--- start PROVIDED DATA ---
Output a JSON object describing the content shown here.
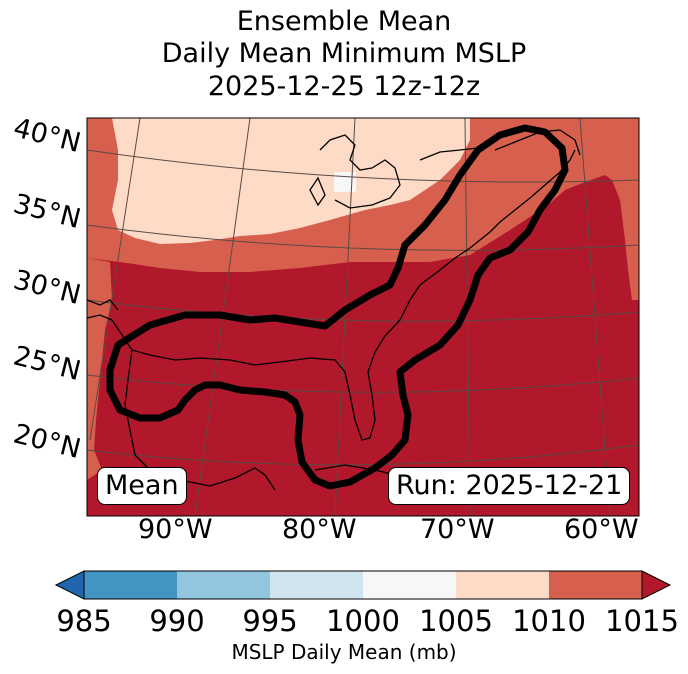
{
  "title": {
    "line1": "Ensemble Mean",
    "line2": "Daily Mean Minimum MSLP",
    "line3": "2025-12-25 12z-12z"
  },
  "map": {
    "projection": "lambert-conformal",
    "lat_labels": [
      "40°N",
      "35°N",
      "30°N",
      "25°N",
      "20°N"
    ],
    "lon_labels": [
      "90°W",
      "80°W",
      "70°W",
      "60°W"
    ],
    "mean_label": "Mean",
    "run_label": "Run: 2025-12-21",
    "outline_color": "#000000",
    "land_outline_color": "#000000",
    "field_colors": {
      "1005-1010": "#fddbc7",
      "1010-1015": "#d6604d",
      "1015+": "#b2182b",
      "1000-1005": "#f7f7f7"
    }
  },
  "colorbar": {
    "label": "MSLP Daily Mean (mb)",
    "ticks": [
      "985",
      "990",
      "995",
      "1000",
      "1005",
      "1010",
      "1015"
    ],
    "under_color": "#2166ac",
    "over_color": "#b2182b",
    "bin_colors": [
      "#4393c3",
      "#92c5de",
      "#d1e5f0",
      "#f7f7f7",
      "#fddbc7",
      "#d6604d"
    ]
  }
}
--- end PROVIDED DATA ---
Repeat every record above exactly, but leave out any pictures.

§ ANSWER:
Output a JSON object describing the content shown here.
{
  "title": {
    "line1": "Ensemble Mean",
    "line2": "Daily Mean Minimum MSLP",
    "line3": "2025-12-25 12z-12z"
  },
  "map": {
    "projection": "lambert-conformal",
    "lat_labels": [
      "40°N",
      "35°N",
      "30°N",
      "25°N",
      "20°N"
    ],
    "lon_labels": [
      "90°W",
      "80°W",
      "70°W",
      "60°W"
    ],
    "mean_label": "Mean",
    "run_label": "Run: 2025-12-21",
    "outline_color": "#000000",
    "land_outline_color": "#000000",
    "field_colors": {
      "1005-1010": "#fddbc7",
      "1010-1015": "#d6604d",
      "1015+": "#b2182b",
      "1000-1005": "#f7f7f7"
    }
  },
  "colorbar": {
    "label": "MSLP Daily Mean (mb)",
    "ticks": [
      "985",
      "990",
      "995",
      "1000",
      "1005",
      "1010",
      "1015"
    ],
    "under_color": "#2166ac",
    "over_color": "#b2182b",
    "bin_colors": [
      "#4393c3",
      "#92c5de",
      "#d1e5f0",
      "#f7f7f7",
      "#fddbc7",
      "#d6604d"
    ]
  }
}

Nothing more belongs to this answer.